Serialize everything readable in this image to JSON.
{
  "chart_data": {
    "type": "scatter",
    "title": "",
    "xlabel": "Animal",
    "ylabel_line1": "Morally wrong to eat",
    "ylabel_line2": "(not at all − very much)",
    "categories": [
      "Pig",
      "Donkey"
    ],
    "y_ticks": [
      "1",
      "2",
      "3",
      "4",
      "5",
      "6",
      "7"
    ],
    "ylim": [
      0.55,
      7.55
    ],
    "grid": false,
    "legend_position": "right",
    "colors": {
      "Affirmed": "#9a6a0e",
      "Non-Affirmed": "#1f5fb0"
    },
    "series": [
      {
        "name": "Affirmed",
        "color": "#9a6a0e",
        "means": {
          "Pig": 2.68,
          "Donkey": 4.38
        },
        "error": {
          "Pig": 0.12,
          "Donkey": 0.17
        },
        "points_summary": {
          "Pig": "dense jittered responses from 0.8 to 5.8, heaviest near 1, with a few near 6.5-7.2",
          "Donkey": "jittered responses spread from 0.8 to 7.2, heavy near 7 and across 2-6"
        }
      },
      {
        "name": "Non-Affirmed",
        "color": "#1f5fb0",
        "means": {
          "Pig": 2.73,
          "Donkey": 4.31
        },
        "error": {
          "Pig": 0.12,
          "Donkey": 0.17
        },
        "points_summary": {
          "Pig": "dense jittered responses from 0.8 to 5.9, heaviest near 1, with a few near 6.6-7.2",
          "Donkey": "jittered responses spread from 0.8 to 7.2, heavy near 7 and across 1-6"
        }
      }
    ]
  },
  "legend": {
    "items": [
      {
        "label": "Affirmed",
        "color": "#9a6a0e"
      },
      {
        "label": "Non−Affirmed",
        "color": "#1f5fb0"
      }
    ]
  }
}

————————

• [Exercise description]: From the data above, copy each line where the string "Affirmed" appears.

• [Exercise output]:
      "Affirmed": "#9a6a0e",
      "Non-Affirmed": "#1f5fb0"
        "name": "Affirmed",
        "name": "Non-Affirmed",
        "label": "Affirmed",
        "label": "Non−Affirmed",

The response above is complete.